*What you are asked to do*: Find how many lines in the data below include the word "document", then write only that number.

*Entries shown*:
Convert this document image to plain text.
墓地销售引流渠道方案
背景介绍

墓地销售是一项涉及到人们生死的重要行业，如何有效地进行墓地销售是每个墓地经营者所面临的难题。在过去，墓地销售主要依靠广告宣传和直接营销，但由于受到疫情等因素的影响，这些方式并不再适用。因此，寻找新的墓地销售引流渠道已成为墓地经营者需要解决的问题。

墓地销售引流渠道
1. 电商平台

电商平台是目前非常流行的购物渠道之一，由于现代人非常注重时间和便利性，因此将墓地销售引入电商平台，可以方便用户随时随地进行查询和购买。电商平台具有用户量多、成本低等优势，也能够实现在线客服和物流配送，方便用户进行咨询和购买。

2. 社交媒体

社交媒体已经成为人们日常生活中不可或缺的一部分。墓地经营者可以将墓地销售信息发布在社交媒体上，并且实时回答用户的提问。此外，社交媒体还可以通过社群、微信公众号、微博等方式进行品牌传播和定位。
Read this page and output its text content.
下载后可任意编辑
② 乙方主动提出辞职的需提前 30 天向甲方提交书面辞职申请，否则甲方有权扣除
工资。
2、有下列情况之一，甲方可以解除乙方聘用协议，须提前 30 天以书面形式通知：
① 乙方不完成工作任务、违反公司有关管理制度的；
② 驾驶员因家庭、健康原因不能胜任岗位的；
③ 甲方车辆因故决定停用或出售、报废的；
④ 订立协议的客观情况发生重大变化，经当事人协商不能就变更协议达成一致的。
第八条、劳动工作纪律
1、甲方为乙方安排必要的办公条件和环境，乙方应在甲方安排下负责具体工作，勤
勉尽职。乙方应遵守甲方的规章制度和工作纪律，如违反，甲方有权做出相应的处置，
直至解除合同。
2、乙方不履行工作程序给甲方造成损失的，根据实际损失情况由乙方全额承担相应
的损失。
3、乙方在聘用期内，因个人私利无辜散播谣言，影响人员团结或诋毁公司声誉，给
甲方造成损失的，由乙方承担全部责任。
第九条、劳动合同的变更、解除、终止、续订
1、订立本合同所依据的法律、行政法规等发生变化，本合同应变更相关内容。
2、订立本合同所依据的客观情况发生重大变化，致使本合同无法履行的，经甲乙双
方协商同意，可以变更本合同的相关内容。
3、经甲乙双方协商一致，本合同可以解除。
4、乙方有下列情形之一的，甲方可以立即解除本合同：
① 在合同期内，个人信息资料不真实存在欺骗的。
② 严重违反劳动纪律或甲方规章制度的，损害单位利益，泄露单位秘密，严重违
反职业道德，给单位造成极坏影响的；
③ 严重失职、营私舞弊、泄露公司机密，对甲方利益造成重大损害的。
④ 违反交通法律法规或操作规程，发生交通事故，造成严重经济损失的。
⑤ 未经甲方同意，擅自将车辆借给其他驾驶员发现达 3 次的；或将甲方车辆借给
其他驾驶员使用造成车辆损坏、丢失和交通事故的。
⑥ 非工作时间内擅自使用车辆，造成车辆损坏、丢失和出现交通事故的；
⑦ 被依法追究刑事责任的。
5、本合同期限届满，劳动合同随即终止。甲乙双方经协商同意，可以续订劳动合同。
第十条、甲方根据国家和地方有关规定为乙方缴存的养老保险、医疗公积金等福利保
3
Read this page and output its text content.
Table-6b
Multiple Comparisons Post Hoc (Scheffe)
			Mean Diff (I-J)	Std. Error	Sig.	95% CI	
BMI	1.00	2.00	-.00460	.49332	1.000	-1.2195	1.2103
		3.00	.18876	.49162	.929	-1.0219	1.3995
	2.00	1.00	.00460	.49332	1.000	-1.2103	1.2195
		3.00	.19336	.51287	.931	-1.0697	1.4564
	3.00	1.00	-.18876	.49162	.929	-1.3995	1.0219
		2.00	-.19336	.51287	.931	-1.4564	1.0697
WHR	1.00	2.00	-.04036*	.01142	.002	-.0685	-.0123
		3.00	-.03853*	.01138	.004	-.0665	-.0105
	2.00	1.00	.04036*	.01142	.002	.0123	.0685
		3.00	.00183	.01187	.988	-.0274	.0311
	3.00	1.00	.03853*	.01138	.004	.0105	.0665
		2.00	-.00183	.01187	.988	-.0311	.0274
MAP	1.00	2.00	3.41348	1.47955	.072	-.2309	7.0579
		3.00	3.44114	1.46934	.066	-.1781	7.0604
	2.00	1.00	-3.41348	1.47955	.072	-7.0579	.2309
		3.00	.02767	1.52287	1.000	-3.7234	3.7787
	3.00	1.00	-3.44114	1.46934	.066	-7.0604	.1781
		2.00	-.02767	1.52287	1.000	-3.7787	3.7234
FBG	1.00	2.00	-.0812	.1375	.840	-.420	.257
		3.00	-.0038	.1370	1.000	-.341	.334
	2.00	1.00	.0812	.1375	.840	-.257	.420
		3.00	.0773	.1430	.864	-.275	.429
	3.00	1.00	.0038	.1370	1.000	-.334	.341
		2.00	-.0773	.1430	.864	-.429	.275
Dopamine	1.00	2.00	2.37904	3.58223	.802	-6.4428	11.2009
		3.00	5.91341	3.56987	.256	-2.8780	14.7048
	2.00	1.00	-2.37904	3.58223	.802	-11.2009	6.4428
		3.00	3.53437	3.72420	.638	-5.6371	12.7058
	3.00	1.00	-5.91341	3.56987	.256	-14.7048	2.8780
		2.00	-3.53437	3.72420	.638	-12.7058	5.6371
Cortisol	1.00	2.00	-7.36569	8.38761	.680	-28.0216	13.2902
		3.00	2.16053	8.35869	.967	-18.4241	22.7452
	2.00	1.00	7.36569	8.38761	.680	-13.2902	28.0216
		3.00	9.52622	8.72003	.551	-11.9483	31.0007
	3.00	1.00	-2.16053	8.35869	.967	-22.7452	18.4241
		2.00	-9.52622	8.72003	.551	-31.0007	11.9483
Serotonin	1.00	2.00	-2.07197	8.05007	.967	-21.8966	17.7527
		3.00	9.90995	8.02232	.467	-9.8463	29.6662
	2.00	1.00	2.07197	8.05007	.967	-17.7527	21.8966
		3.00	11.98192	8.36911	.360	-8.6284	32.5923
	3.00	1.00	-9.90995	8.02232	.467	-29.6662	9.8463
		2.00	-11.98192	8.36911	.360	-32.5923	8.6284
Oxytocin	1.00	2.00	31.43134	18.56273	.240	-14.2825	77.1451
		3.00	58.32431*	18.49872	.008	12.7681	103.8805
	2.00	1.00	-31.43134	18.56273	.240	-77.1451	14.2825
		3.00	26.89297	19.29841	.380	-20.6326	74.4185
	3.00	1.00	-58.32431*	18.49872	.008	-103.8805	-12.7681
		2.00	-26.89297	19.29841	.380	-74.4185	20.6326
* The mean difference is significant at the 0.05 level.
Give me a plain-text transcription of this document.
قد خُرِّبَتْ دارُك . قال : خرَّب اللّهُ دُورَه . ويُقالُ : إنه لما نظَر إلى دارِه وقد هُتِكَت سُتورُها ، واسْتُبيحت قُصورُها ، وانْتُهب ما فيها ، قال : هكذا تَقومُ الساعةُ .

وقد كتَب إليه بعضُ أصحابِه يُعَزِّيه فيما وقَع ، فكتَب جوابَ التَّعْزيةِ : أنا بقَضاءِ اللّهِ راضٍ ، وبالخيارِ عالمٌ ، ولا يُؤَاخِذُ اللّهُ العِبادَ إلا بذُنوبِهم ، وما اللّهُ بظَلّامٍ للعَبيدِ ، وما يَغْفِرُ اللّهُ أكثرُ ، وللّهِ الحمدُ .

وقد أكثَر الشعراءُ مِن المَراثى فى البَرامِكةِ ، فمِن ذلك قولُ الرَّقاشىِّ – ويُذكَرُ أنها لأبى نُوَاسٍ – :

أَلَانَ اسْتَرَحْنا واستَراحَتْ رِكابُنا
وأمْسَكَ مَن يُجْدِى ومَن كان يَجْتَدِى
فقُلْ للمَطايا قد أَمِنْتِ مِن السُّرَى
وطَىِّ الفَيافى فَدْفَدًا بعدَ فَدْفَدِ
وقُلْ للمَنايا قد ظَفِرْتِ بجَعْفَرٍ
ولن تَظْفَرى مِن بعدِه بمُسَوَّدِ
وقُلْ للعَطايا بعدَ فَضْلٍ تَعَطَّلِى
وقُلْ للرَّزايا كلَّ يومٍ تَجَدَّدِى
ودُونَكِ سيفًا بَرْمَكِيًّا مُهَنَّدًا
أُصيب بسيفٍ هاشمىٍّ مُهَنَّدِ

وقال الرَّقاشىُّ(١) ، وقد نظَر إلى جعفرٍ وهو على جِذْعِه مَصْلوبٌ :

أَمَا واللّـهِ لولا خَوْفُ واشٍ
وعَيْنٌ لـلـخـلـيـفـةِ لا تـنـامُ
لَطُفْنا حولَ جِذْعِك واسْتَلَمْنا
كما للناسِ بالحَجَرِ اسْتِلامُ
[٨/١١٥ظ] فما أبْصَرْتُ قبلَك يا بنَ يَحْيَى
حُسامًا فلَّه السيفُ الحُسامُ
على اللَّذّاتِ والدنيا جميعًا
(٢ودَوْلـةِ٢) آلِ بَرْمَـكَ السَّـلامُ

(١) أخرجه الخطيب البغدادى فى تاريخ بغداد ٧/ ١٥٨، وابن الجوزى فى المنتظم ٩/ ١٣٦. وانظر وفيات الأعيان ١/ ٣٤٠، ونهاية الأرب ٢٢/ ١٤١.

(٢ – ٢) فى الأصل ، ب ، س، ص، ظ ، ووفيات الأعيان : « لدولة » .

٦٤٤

*Task solution*: 2